## CHALLENGE
Reproduce every one of the rows below verbatim, without altering a single character.

(Stored entries)
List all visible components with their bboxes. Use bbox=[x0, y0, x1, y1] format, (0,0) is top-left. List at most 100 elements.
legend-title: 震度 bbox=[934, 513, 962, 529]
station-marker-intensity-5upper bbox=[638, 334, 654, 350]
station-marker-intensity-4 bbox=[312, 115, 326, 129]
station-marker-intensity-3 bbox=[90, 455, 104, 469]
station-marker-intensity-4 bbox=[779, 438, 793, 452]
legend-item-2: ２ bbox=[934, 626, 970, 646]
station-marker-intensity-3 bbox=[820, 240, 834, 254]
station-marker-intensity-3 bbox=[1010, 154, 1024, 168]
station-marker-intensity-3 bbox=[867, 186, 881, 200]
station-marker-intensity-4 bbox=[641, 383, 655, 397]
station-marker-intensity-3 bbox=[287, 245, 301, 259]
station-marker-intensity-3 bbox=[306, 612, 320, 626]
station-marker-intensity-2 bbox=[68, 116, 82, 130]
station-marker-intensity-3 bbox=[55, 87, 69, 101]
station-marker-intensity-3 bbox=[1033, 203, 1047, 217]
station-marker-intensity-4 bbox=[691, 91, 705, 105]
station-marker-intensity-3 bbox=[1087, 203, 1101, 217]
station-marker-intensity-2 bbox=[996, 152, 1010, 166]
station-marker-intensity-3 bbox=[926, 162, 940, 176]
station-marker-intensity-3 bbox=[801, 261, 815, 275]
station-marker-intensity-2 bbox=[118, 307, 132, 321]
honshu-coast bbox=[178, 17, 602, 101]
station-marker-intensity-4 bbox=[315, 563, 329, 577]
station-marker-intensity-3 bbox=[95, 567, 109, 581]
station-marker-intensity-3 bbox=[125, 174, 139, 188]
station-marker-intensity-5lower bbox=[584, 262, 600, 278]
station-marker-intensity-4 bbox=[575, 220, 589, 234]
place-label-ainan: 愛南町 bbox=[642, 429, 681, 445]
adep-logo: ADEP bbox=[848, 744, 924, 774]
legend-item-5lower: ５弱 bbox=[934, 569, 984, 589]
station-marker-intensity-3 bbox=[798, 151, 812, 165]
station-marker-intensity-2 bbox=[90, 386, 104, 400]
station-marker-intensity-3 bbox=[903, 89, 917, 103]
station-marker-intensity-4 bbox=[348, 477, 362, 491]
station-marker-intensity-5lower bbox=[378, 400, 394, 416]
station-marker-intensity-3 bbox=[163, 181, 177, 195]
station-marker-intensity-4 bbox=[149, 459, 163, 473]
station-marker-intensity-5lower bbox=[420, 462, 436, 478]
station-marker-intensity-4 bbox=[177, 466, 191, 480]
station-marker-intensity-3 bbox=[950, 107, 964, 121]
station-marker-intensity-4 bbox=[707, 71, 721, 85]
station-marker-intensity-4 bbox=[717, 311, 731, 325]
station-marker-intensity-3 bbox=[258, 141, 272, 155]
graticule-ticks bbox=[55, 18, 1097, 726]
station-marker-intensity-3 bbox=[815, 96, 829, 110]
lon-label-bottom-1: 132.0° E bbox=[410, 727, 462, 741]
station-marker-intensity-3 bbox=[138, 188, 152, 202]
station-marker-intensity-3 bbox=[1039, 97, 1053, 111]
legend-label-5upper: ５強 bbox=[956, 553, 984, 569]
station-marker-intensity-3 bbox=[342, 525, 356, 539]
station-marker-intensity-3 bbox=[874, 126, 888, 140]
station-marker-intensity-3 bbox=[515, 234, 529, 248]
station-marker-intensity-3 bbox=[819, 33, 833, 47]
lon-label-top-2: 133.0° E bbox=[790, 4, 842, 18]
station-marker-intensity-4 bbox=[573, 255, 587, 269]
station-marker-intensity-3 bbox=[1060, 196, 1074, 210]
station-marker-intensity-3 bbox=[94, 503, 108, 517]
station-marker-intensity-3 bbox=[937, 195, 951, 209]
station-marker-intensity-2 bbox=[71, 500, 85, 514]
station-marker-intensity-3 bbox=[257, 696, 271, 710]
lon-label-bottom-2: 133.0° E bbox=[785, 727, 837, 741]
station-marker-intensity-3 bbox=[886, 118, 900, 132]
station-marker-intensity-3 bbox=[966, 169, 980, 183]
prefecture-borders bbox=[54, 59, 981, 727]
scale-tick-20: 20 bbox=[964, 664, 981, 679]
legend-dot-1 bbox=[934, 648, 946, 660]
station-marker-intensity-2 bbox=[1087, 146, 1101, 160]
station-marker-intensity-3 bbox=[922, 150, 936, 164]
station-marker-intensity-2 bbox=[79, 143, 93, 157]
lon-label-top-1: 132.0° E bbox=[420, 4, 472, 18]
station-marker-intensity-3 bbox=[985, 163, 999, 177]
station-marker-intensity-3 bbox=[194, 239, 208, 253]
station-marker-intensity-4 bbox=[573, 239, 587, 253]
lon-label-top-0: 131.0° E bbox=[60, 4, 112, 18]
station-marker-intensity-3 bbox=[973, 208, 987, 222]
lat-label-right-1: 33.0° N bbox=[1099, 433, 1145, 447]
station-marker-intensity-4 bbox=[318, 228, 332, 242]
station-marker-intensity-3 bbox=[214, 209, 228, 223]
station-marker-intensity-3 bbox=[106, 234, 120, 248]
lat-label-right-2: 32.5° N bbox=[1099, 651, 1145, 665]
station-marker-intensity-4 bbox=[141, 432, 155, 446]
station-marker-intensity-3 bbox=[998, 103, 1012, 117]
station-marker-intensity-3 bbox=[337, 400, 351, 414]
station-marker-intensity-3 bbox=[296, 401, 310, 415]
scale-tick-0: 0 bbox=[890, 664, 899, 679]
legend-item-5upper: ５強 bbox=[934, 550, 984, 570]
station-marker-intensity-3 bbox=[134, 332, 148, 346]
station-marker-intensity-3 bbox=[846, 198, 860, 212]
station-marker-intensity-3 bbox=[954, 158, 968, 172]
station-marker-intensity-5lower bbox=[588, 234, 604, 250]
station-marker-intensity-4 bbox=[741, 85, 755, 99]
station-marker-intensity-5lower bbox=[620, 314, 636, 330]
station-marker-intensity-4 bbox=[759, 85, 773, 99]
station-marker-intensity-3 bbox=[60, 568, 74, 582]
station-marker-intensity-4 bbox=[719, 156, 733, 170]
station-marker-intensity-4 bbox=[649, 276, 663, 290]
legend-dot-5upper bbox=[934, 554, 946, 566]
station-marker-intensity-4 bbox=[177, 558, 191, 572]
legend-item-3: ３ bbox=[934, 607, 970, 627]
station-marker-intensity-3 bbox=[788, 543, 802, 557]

## TASK RESULT
List all visible components with their bboxes. Use bbox=[x0, y0, x1, y1] format, (0,0) is top-left. List at most 100 elements.
legend-title: 震度 bbox=[934, 513, 962, 529]
station-marker-intensity-5upper bbox=[638, 334, 654, 350]
station-marker-intensity-4 bbox=[312, 115, 326, 129]
station-marker-intensity-3 bbox=[90, 455, 104, 469]
station-marker-intensity-4 bbox=[779, 438, 793, 452]
legend-item-2: ２ bbox=[934, 626, 970, 646]
station-marker-intensity-3 bbox=[820, 240, 834, 254]
station-marker-intensity-3 bbox=[1010, 154, 1024, 168]
station-marker-intensity-3 bbox=[867, 186, 881, 200]
station-marker-intensity-4 bbox=[641, 383, 655, 397]
station-marker-intensity-3 bbox=[287, 245, 301, 259]
station-marker-intensity-3 bbox=[306, 612, 320, 626]
station-marker-intensity-2 bbox=[68, 116, 82, 130]
station-marker-intensity-3 bbox=[55, 87, 69, 101]
station-marker-intensity-3 bbox=[1033, 203, 1047, 217]
station-marker-intensity-4 bbox=[691, 91, 705, 105]
station-marker-intensity-3 bbox=[1087, 203, 1101, 217]
station-marker-intensity-2 bbox=[996, 152, 1010, 166]
station-marker-intensity-3 bbox=[926, 162, 940, 176]
station-marker-intensity-3 bbox=[801, 261, 815, 275]
station-marker-intensity-2 bbox=[118, 307, 132, 321]
honshu-coast bbox=[178, 17, 602, 101]
station-marker-intensity-4 bbox=[315, 563, 329, 577]
station-marker-intensity-3 bbox=[95, 567, 109, 581]
station-marker-intensity-3 bbox=[125, 174, 139, 188]
station-marker-intensity-5lower bbox=[584, 262, 600, 278]
station-marker-intensity-4 bbox=[575, 220, 589, 234]
place-label-ainan: 愛南町 bbox=[642, 429, 681, 445]
adep-logo: ADEP bbox=[848, 744, 924, 774]
legend-item-5lower: ５弱 bbox=[934, 569, 984, 589]
station-marker-intensity-3 bbox=[798, 151, 812, 165]
station-marker-intensity-2 bbox=[90, 386, 104, 400]
station-marker-intensity-3 bbox=[903, 89, 917, 103]
station-marker-intensity-4 bbox=[348, 477, 362, 491]
station-marker-intensity-5lower bbox=[378, 400, 394, 416]
station-marker-intensity-3 bbox=[163, 181, 177, 195]
station-marker-intensity-4 bbox=[149, 459, 163, 473]
station-marker-intensity-5lower bbox=[420, 462, 436, 478]
station-marker-intensity-4 bbox=[177, 466, 191, 480]
station-marker-intensity-3 bbox=[950, 107, 964, 121]
station-marker-intensity-4 bbox=[707, 71, 721, 85]
station-marker-intensity-4 bbox=[717, 311, 731, 325]
station-marker-intensity-3 bbox=[258, 141, 272, 155]
graticule-ticks bbox=[55, 18, 1097, 726]
station-marker-intensity-3 bbox=[815, 96, 829, 110]
lon-label-bottom-1: 132.0° E bbox=[410, 727, 462, 741]
station-marker-intensity-3 bbox=[138, 188, 152, 202]
station-marker-intensity-3 bbox=[1039, 97, 1053, 111]
legend-label-5upper: ５強 bbox=[956, 553, 984, 569]
station-marker-intensity-3 bbox=[342, 525, 356, 539]
station-marker-intensity-3 bbox=[874, 126, 888, 140]
station-marker-intensity-3 bbox=[515, 234, 529, 248]
station-marker-intensity-3 bbox=[819, 33, 833, 47]
lon-label-top-2: 133.0° E bbox=[790, 4, 842, 18]
station-marker-intensity-4 bbox=[573, 255, 587, 269]
station-marker-intensity-3 bbox=[1060, 196, 1074, 210]
station-marker-intensity-3 bbox=[94, 503, 108, 517]
station-marker-intensity-3 bbox=[937, 195, 951, 209]
station-marker-intensity-2 bbox=[71, 500, 85, 514]
station-marker-intensity-3 bbox=[257, 696, 271, 710]
lon-label-bottom-2: 133.0° E bbox=[785, 727, 837, 741]
station-marker-intensity-3 bbox=[886, 118, 900, 132]
station-marker-intensity-3 bbox=[966, 169, 980, 183]
prefecture-borders bbox=[54, 59, 981, 727]
scale-tick-20: 20 bbox=[964, 664, 981, 679]
legend-dot-1 bbox=[934, 648, 946, 660]
station-marker-intensity-2 bbox=[1087, 146, 1101, 160]
station-marker-intensity-3 bbox=[922, 150, 936, 164]
station-marker-intensity-2 bbox=[79, 143, 93, 157]
lon-label-top-1: 132.0° E bbox=[420, 4, 472, 18]
station-marker-intensity-3 bbox=[985, 163, 999, 177]
station-marker-intensity-3 bbox=[194, 239, 208, 253]
station-marker-intensity-4 bbox=[573, 239, 587, 253]
lon-label-top-0: 131.0° E bbox=[60, 4, 112, 18]
station-marker-intensity-3 bbox=[973, 208, 987, 222]
lat-label-right-1: 33.0° N bbox=[1099, 433, 1145, 447]
station-marker-intensity-4 bbox=[318, 228, 332, 242]
station-marker-intensity-3 bbox=[214, 209, 228, 223]
station-marker-intensity-3 bbox=[106, 234, 120, 248]
lat-label-right-2: 32.5° N bbox=[1099, 651, 1145, 665]
station-marker-intensity-4 bbox=[141, 432, 155, 446]
station-marker-intensity-3 bbox=[998, 103, 1012, 117]
station-marker-intensity-3 bbox=[337, 400, 351, 414]
station-marker-intensity-3 bbox=[296, 401, 310, 415]
scale-tick-0: 0 bbox=[890, 664, 899, 679]
legend-item-5upper: ５強 bbox=[934, 550, 984, 570]
station-marker-intensity-3 bbox=[134, 332, 148, 346]
station-marker-intensity-3 bbox=[846, 198, 860, 212]
station-marker-intensity-3 bbox=[954, 158, 968, 172]
station-marker-intensity-5lower bbox=[588, 234, 604, 250]
station-marker-intensity-4 bbox=[741, 85, 755, 99]
station-marker-intensity-5lower bbox=[620, 314, 636, 330]
station-marker-intensity-4 bbox=[759, 85, 773, 99]
station-marker-intensity-3 bbox=[60, 568, 74, 582]
station-marker-intensity-4 bbox=[719, 156, 733, 170]
station-marker-intensity-4 bbox=[649, 276, 663, 290]
legend-dot-5upper bbox=[934, 554, 946, 566]
station-marker-intensity-4 bbox=[177, 558, 191, 572]
legend-item-3: ３ bbox=[934, 607, 970, 627]
station-marker-intensity-3 bbox=[788, 543, 802, 557]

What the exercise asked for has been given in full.